AIM: Edit the records from the line containing "tab-personal-cloud[interactable]: 个人云 (32, 96, 107, 132)" down through the line containing "folder-icon (37, 416, 75, 447)", replacing "more-dot-icon" with "menu-dot-icon" and leaving all else unchanged. Return only those lines.

-- Start --

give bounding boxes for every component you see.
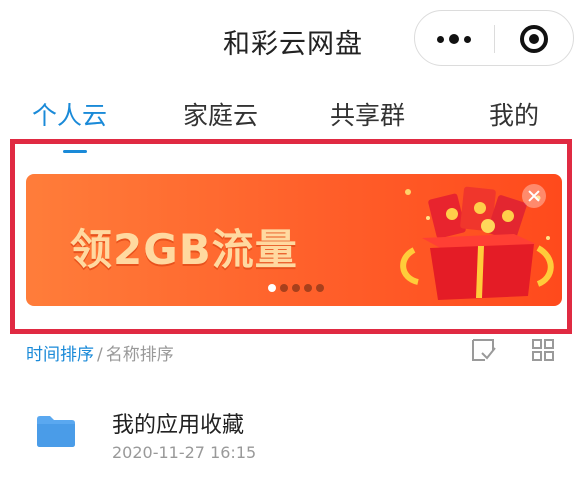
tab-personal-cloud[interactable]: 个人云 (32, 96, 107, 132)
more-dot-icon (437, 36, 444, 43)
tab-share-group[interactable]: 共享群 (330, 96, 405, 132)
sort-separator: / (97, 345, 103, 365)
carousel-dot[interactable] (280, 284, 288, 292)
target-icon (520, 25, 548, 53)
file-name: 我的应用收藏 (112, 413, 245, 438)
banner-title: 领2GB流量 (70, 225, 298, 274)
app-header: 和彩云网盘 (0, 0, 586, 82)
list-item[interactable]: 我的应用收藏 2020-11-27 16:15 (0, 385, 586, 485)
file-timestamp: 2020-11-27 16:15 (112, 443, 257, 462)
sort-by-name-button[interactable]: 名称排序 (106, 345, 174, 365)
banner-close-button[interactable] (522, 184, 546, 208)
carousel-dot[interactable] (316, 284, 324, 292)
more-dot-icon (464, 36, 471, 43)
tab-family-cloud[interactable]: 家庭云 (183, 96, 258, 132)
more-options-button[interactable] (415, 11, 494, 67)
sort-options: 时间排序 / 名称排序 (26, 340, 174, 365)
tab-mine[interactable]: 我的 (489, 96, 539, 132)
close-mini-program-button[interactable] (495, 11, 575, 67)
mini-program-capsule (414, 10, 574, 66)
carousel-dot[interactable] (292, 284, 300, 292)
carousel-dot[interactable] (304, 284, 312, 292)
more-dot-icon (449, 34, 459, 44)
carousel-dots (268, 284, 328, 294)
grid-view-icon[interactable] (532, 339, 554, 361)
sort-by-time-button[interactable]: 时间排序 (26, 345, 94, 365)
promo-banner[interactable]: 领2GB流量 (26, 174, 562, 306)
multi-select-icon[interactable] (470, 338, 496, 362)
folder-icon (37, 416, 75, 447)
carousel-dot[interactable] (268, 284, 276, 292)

-- End --

REPLY:
tab-personal-cloud[interactable]: 个人云 (32, 96, 107, 132)
menu-dot-icon (437, 36, 444, 43)
tab-share-group[interactable]: 共享群 (330, 96, 405, 132)
sort-separator: / (97, 345, 103, 365)
carousel-dot[interactable] (280, 284, 288, 292)
target-icon (520, 25, 548, 53)
file-name: 我的应用收藏 (112, 413, 245, 438)
banner-title: 领2GB流量 (70, 225, 298, 274)
app-header: 和彩云网盘 (0, 0, 586, 82)
list-item[interactable]: 我的应用收藏 2020-11-27 16:15 (0, 385, 586, 485)
file-timestamp: 2020-11-27 16:15 (112, 443, 257, 462)
sort-by-name-button[interactable]: 名称排序 (106, 345, 174, 365)
banner-close-button[interactable] (522, 184, 546, 208)
carousel-dot[interactable] (316, 284, 324, 292)
menu-dot-icon (464, 36, 471, 43)
tab-family-cloud[interactable]: 家庭云 (183, 96, 258, 132)
more-options-button[interactable] (415, 11, 494, 67)
sort-options: 时间排序 / 名称排序 (26, 340, 174, 365)
tab-mine[interactable]: 我的 (489, 96, 539, 132)
close-mini-program-button[interactable] (495, 11, 575, 67)
mini-program-capsule (414, 10, 574, 66)
carousel-dot[interactable] (292, 284, 300, 292)
carousel-dot[interactable] (304, 284, 312, 292)
menu-dot-icon (449, 34, 459, 44)
carousel-dots (268, 284, 328, 294)
grid-view-icon[interactable] (532, 339, 554, 361)
sort-by-time-button[interactable]: 时间排序 (26, 345, 94, 365)
promo-banner[interactable]: 领2GB流量 (26, 174, 562, 306)
multi-select-icon[interactable] (470, 338, 496, 362)
folder-icon (37, 416, 75, 447)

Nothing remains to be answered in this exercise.